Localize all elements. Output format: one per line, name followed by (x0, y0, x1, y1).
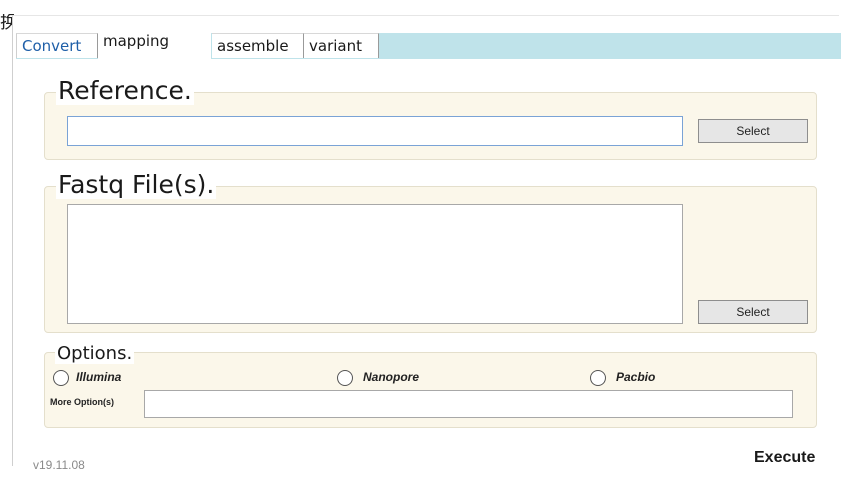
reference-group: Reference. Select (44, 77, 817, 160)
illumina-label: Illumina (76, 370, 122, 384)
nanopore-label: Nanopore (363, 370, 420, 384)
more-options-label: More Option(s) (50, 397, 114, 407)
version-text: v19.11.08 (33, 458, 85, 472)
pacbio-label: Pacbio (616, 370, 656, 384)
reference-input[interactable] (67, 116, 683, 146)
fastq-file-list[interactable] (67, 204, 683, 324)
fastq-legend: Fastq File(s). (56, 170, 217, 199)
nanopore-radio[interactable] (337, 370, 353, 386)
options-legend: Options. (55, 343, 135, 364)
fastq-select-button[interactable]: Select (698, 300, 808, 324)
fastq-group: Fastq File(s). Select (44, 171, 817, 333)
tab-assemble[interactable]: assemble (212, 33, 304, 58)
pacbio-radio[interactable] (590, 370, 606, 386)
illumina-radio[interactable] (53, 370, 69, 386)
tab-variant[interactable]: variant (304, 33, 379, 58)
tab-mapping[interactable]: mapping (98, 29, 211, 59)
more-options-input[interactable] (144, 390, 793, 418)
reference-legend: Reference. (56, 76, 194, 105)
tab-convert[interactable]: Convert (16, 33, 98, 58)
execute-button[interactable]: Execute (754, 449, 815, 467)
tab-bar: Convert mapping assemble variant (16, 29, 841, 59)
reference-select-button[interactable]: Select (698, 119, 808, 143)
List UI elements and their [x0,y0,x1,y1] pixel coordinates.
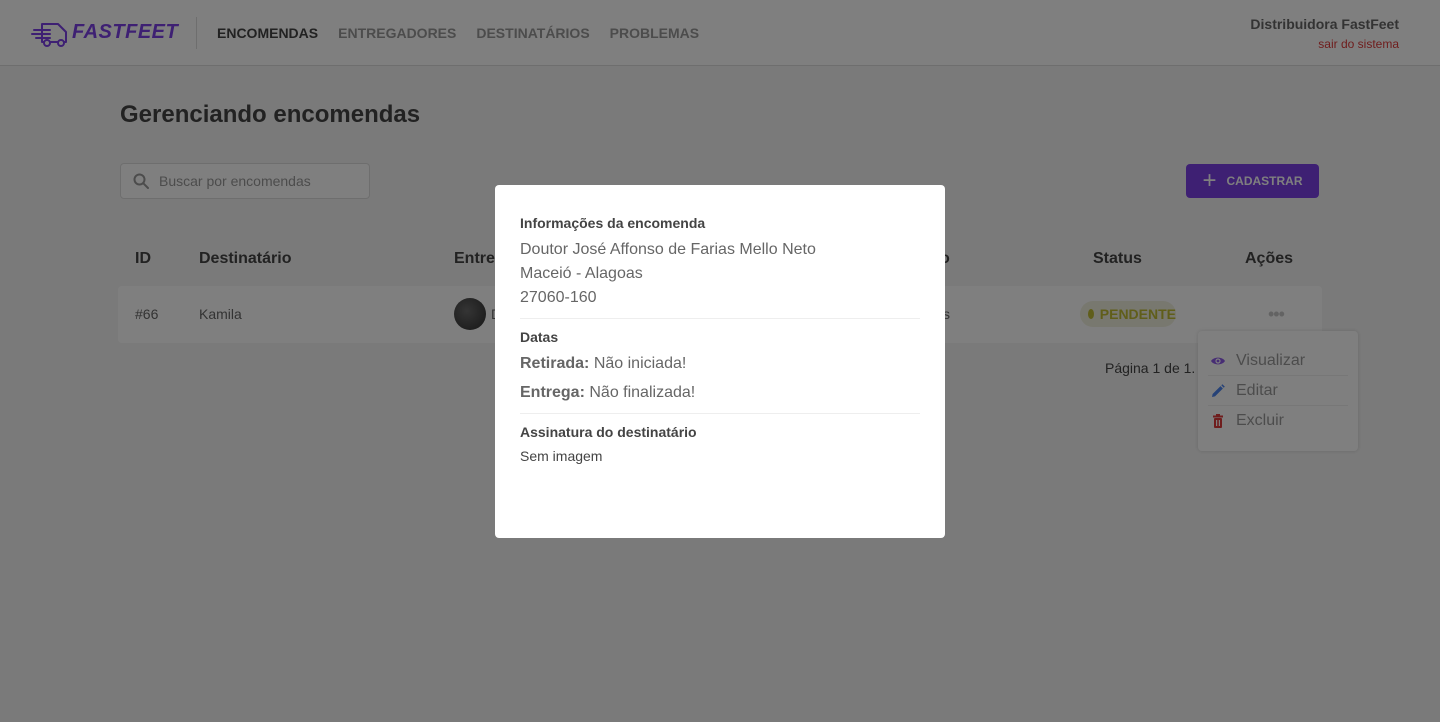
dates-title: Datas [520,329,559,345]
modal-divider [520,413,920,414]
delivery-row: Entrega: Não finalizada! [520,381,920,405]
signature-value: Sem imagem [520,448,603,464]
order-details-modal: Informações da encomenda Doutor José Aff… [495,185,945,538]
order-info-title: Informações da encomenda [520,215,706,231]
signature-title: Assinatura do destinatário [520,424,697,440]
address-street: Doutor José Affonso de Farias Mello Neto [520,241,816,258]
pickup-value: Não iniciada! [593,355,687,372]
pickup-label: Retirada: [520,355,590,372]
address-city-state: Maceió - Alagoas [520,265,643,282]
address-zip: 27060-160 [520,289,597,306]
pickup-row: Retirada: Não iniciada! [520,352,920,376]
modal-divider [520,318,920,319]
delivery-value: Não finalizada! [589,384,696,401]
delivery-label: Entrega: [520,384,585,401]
• • • •
Problem to solve: Reproduce all of the records above, substituting "components" for every occurrence of "elements" and leaving everything else unchanged. Omit the pictures from your answer.

Worked solution:
Localize all components. Output format: one per line, name followed by (x0, y0, x1, y1).
reference-group: Reference. Select (44, 77, 817, 160)
illumina-label: Illumina (76, 370, 122, 384)
nanopore-label: Nanopore (363, 370, 420, 384)
more-options-label: More Option(s) (50, 397, 114, 407)
version-text: v19.11.08 (33, 458, 85, 472)
pacbio-label: Pacbio (616, 370, 656, 384)
reference-input[interactable] (67, 116, 683, 146)
fastq-file-list[interactable] (67, 204, 683, 324)
fastq-legend: Fastq File(s). (56, 170, 217, 199)
nanopore-radio[interactable] (337, 370, 353, 386)
options-legend: Options. (55, 343, 135, 364)
fastq-select-button[interactable]: Select (698, 300, 808, 324)
fastq-group: Fastq File(s). Select (44, 171, 817, 333)
tab-assemble[interactable]: assemble (212, 33, 304, 58)
pacbio-radio[interactable] (590, 370, 606, 386)
illumina-radio[interactable] (53, 370, 69, 386)
tab-variant[interactable]: variant (304, 33, 379, 58)
tab-mapping[interactable]: mapping (98, 29, 211, 59)
more-options-input[interactable] (144, 390, 793, 418)
reference-legend: Reference. (56, 76, 194, 105)
tab-convert[interactable]: Convert (16, 33, 98, 58)
execute-button[interactable]: Execute (754, 449, 815, 467)
tab-bar: Convert mapping assemble variant (16, 29, 841, 59)
reference-select-button[interactable]: Select (698, 119, 808, 143)
List UI components and their [x0,y0,x1,y1] pixel coordinates.
dates-title: Datas [520,329,559,345]
modal-divider [520,413,920,414]
delivery-row: Entrega: Não finalizada! [520,381,920,405]
signature-value: Sem imagem [520,448,603,464]
order-details-modal: Informações da encomenda Doutor José Aff… [495,185,945,538]
order-info-title: Informações da encomenda [520,215,706,231]
signature-title: Assinatura do destinatário [520,424,697,440]
address-street: Doutor José Affonso de Farias Mello Neto [520,241,816,258]
pickup-value: Não iniciada! [593,355,687,372]
pickup-label: Retirada: [520,355,590,372]
address-city-state: Maceió - Alagoas [520,265,643,282]
address-zip: 27060-160 [520,289,597,306]
pickup-row: Retirada: Não iniciada! [520,352,920,376]
modal-divider [520,318,920,319]
delivery-value: Não finalizada! [589,384,696,401]
delivery-label: Entrega: [520,384,585,401]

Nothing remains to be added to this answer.